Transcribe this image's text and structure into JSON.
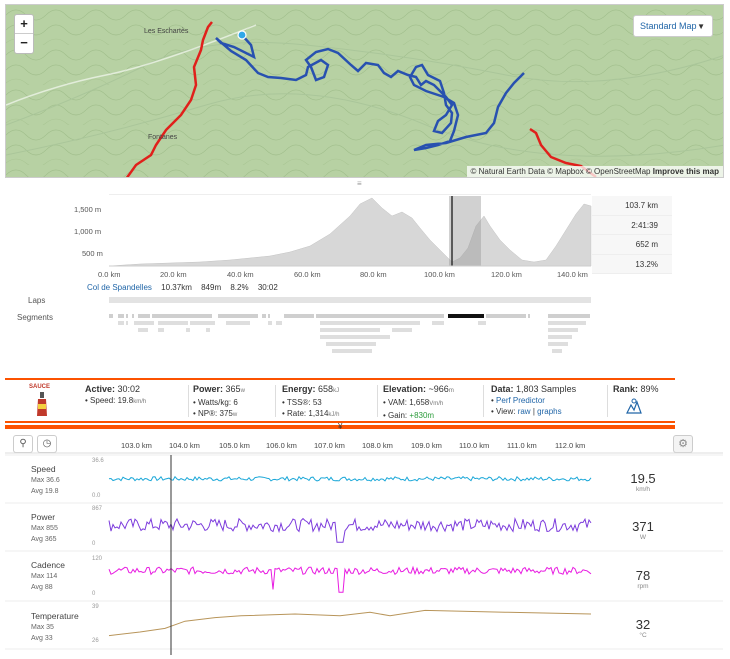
{
  "map": {
    "zoom_in": "+",
    "zoom_out": "−",
    "style_button": "Standard Map",
    "attribution_prefix": "© Natural Earth Data © Mapbox © OpenStreetMap",
    "attribution_link": "Improve this map",
    "place_1": "Les Eschartès",
    "place_2": "Fontanes"
  },
  "elevation": {
    "y_ticks": [
      "1,500 m",
      "1,000 m",
      "500 m"
    ],
    "x_ticks": [
      "0.0 km",
      "20.0 km",
      "40.0 km",
      "60.0 km",
      "80.0 km",
      "100.0 km",
      "120.0 km",
      "140.0 km"
    ],
    "stats": [
      "103.7 km",
      "2:41:39",
      "652 m",
      "13.2%"
    ],
    "segment_name": "Col de Spandelles",
    "segment_dist": "10.37km",
    "segment_elev": "849m",
    "segment_grade": "8.2%",
    "segment_time": "30:02",
    "laps_label": "Laps",
    "segments_label": "Segments"
  },
  "stats_bar": {
    "sauce_label": "SAUCE",
    "active_label": "Active:",
    "active_value": "30:02",
    "speed_label": "Speed:",
    "speed_value": "19.8",
    "speed_unit": "km/h",
    "power_label": "Power:",
    "power_value": "365",
    "power_unit": "w",
    "wkg_label": "Watts/kg:",
    "wkg_value": "6",
    "np_label": "NP®:",
    "np_value": "375",
    "np_unit": "w",
    "energy_label": "Energy:",
    "energy_value": "658",
    "energy_unit": "kJ",
    "tss_label": "TSS®:",
    "tss_value": "53",
    "rate_label": "Rate:",
    "rate_value": "1,314",
    "rate_unit": "kJ/h",
    "elev_label": "Elevation:",
    "elev_value": "~966",
    "elev_unit": "m",
    "vam_label": "VAM:",
    "vam_value": "1,658",
    "vam_unit": "Vm/h",
    "gain_label": "Gain:",
    "gain_value": "+830m",
    "data_label": "Data:",
    "data_value": "1,803 Samples",
    "perf_link": "Perf Predictor",
    "view_label": "View:",
    "view_raw": "raw",
    "view_sep": "|",
    "view_graphs": "graphs",
    "rank_label": "Rank:",
    "rank_value": "89%"
  },
  "streams": {
    "x_ticks": [
      "103.0 km",
      "104.0 km",
      "105.0 km",
      "106.0 km",
      "107.0 km",
      "108.0 km",
      "109.0 km",
      "110.0 km",
      "111.0 km",
      "112.0 km"
    ],
    "rows": [
      {
        "name": "Speed",
        "max": "Max 36.6",
        "avg": "Avg 19.8",
        "ymax": "36.6",
        "ymin": "0.0",
        "value": "19.5",
        "unit": "km/h",
        "color": "#1aa7d8"
      },
      {
        "name": "Power",
        "max": "Max 855",
        "avg": "Avg 365",
        "ymax": "867",
        "ymin": "0",
        "value": "371",
        "unit": "W",
        "color": "#7c3bdc"
      },
      {
        "name": "Cadence",
        "max": "Max 114",
        "avg": "Avg 88",
        "ymax": "120",
        "ymin": "0",
        "value": "78",
        "unit": "rpm",
        "color": "#e81ce1"
      },
      {
        "name": "Temperature",
        "max": "Max 35",
        "avg": "Avg 33",
        "ymax": "39",
        "ymin": "26",
        "value": "32",
        "unit": "°C",
        "color": "#b8955a"
      }
    ]
  }
}
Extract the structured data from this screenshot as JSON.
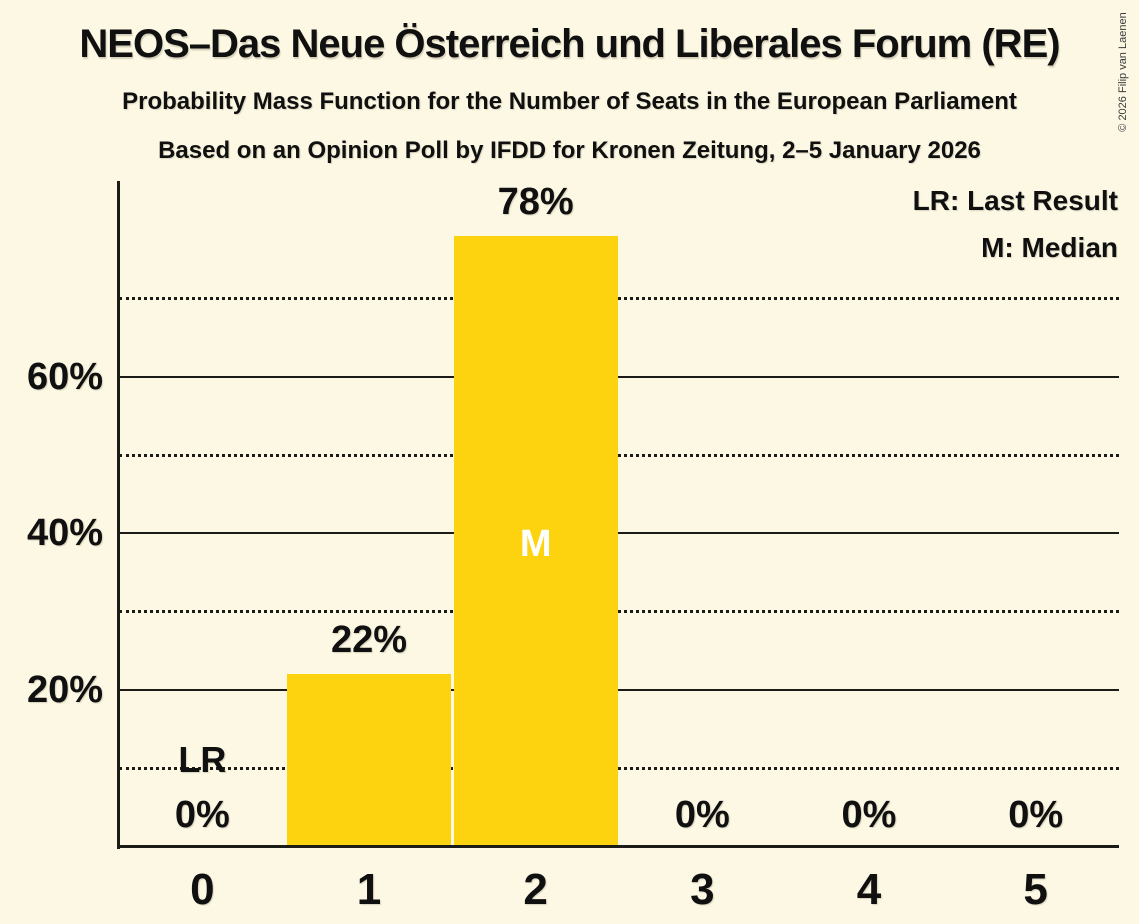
{
  "header": {
    "title": "NEOS–Das Neue Österreich und Liberales Forum (RE)",
    "subtitle": "Probability Mass Function for the Number of Seats in the European Parliament",
    "poll_line": "Based on an Opinion Poll by IFDD for Kronen Zeitung, 2–5 January 2026"
  },
  "copyright": "© 2026 Filip van Laenen",
  "legend": {
    "lr": "LR: Last Result",
    "m": "M: Median"
  },
  "chart_data": {
    "type": "bar",
    "title": "Probability Mass Function for the Number of Seats in the European Parliament",
    "categories": [
      "0",
      "1",
      "2",
      "3",
      "4",
      "5"
    ],
    "values": [
      0,
      22,
      78,
      0,
      0,
      0
    ],
    "value_labels": [
      "0%",
      "22%",
      "78%",
      "0%",
      "0%",
      "0%"
    ],
    "y_ticks": [
      20,
      40,
      60
    ],
    "y_tick_labels": [
      "20%",
      "40%",
      "60%"
    ],
    "solid_gridlines": [
      20,
      40,
      60
    ],
    "dotted_gridlines": [
      10,
      30,
      50,
      70
    ],
    "ylim": [
      0,
      85
    ],
    "grid": true,
    "legend_position": "top-right",
    "last_result_seats": 0,
    "last_result_label": "LR",
    "median_seats": 2,
    "median_label": "M",
    "bar_color": "#FCD30E",
    "background_color": "#FCF8E4",
    "line_color": "#1B1B18",
    "text_color": "#101010"
  }
}
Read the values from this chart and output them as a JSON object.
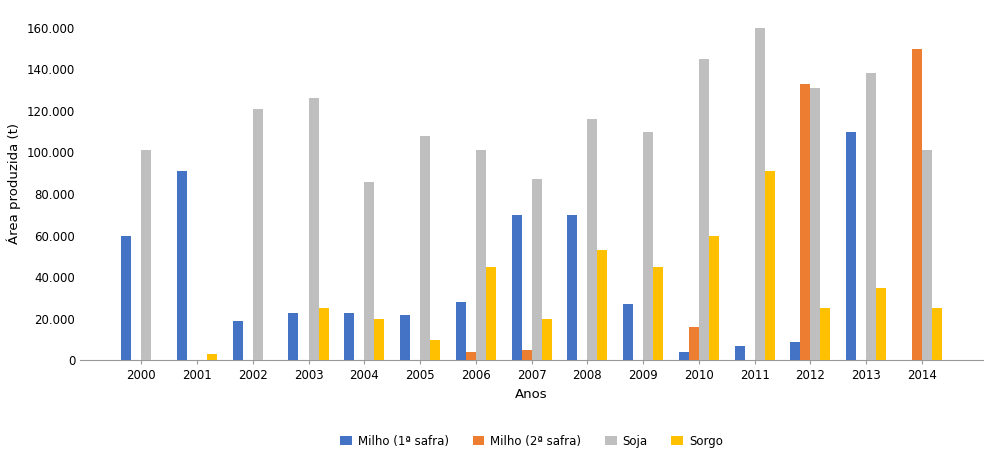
{
  "years": [
    2000,
    2001,
    2002,
    2003,
    2004,
    2005,
    2006,
    2007,
    2008,
    2009,
    2010,
    2011,
    2012,
    2013,
    2014
  ],
  "milho1": [
    60000,
    91000,
    19000,
    23000,
    23000,
    22000,
    28000,
    70000,
    70000,
    27000,
    4000,
    7000,
    9000,
    110000,
    0
  ],
  "milho2": [
    0,
    0,
    0,
    0,
    0,
    0,
    4000,
    5000,
    0,
    0,
    16000,
    0,
    133000,
    0,
    150000
  ],
  "soja": [
    101000,
    0,
    121000,
    126000,
    86000,
    108000,
    101000,
    87000,
    116000,
    110000,
    145000,
    160000,
    131000,
    138000,
    101000
  ],
  "sorgo": [
    0,
    3000,
    0,
    25000,
    20000,
    10000,
    45000,
    20000,
    53000,
    45000,
    60000,
    91000,
    25000,
    35000,
    25000
  ],
  "ylabel": "Área produzida (t)",
  "xlabel": "Anos",
  "ylim": [
    0,
    170000
  ],
  "yticks": [
    0,
    20000,
    40000,
    60000,
    80000,
    100000,
    120000,
    140000,
    160000
  ],
  "ytick_labels": [
    "0",
    "20.000",
    "40.000",
    "60.000",
    "80.000",
    "100.000",
    "120.000",
    "140.000",
    "160.000"
  ],
  "color_milho1": "#4472C4",
  "color_milho2": "#ED7D31",
  "color_soja": "#BFBFBF",
  "color_sorgo": "#FFC000",
  "legend_labels": [
    "Milho (1ª safra)",
    "Milho (2ª safra)",
    "Soja",
    "Sorgo"
  ],
  "bar_width": 0.18,
  "bg_color": "#FFFFFF"
}
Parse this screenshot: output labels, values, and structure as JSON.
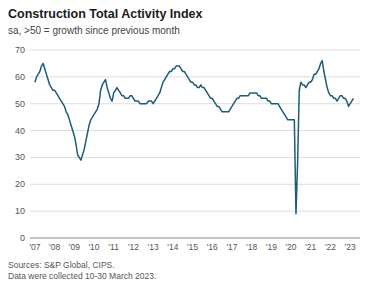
{
  "chart_data": {
    "type": "line",
    "title": "Construction Total Activity Index",
    "subtitle": "sa, >50 = growth since previous month",
    "source_text": "Sources: S&P Global, CIPS.\nData were collected 10-30 March 2023.",
    "color": "#1d5c7a",
    "grid": true,
    "ylim": [
      0,
      70
    ],
    "yticks": [
      0,
      10,
      20,
      30,
      40,
      50,
      60,
      70
    ],
    "categories": [
      "'07",
      null,
      null,
      null,
      null,
      null,
      null,
      null,
      null,
      null,
      null,
      null,
      "'08",
      null,
      null,
      null,
      null,
      null,
      null,
      null,
      null,
      null,
      null,
      null,
      "'09",
      null,
      null,
      null,
      null,
      null,
      null,
      null,
      null,
      null,
      null,
      null,
      "'10",
      null,
      null,
      null,
      null,
      null,
      null,
      null,
      null,
      null,
      null,
      null,
      "'11",
      null,
      null,
      null,
      null,
      null,
      null,
      null,
      null,
      null,
      null,
      null,
      "'12",
      null,
      null,
      null,
      null,
      null,
      null,
      null,
      null,
      null,
      null,
      null,
      "'13",
      null,
      null,
      null,
      null,
      null,
      null,
      null,
      null,
      null,
      null,
      null,
      "'14",
      null,
      null,
      null,
      null,
      null,
      null,
      null,
      null,
      null,
      null,
      null,
      "'15",
      null,
      null,
      null,
      null,
      null,
      null,
      null,
      null,
      null,
      null,
      null,
      "'16",
      null,
      null,
      null,
      null,
      null,
      null,
      null,
      null,
      null,
      null,
      null,
      "'17",
      null,
      null,
      null,
      null,
      null,
      null,
      null,
      null,
      null,
      null,
      null,
      "'18",
      null,
      null,
      null,
      null,
      null,
      null,
      null,
      null,
      null,
      null,
      null,
      "'19",
      null,
      null,
      null,
      null,
      null,
      null,
      null,
      null,
      null,
      null,
      null,
      "'20",
      null,
      null,
      null,
      null,
      null,
      null,
      null,
      null,
      null,
      null,
      null,
      "'21",
      null,
      null,
      null,
      null,
      null,
      null,
      null,
      null,
      null,
      null,
      null,
      "'22",
      null,
      null,
      null,
      null,
      null,
      null,
      null,
      null,
      null,
      null,
      null,
      "'23",
      null,
      null
    ],
    "values": [
      58,
      60,
      61,
      62,
      64,
      65,
      63,
      61,
      59,
      57,
      56,
      55,
      55,
      54,
      53,
      52,
      51,
      50,
      49,
      47,
      46,
      44,
      42,
      40,
      38,
      35,
      31,
      30,
      29,
      31,
      33,
      36,
      39,
      42,
      44,
      45,
      46,
      47,
      48,
      50,
      55,
      57,
      58,
      59,
      56,
      54,
      52,
      51,
      54,
      55,
      56,
      55,
      54,
      53,
      53,
      52,
      52,
      52,
      53,
      53,
      52,
      51,
      51,
      51,
      50,
      50,
      50,
      50,
      50,
      51,
      51,
      51,
      50,
      51,
      52,
      53,
      54,
      56,
      58,
      59,
      60,
      61,
      62,
      62,
      63,
      63,
      64,
      64,
      64,
      63,
      62,
      62,
      61,
      60,
      59,
      58,
      58,
      57,
      57,
      56,
      56,
      57,
      56,
      56,
      55,
      54,
      53,
      52,
      52,
      51,
      50,
      49,
      49,
      48,
      47,
      47,
      47,
      47,
      47,
      48,
      49,
      50,
      51,
      52,
      52,
      53,
      53,
      53,
      53,
      53,
      53,
      54,
      54,
      54,
      54,
      54,
      53,
      53,
      52,
      52,
      52,
      52,
      51,
      51,
      50,
      50,
      50,
      50,
      50,
      49,
      48,
      47,
      46,
      45,
      44,
      44,
      44,
      44,
      44,
      9,
      28,
      55,
      58,
      57,
      57,
      56,
      57,
      58,
      58,
      59,
      61,
      61,
      62,
      63,
      65,
      66,
      62,
      59,
      56,
      54,
      53,
      53,
      52,
      52,
      51,
      52,
      53,
      53,
      52,
      52,
      51,
      49,
      50,
      51,
      52
    ]
  }
}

══════════

GOAL:
Extract each line holding the string "Mass".

OUTPUT OF THE TASK:
    "subtitle": "Probability Mass Function for the Number of Seats in the European Parliament",
    "title": "Probability Mass Function for the Number of Seats in the European Parliament",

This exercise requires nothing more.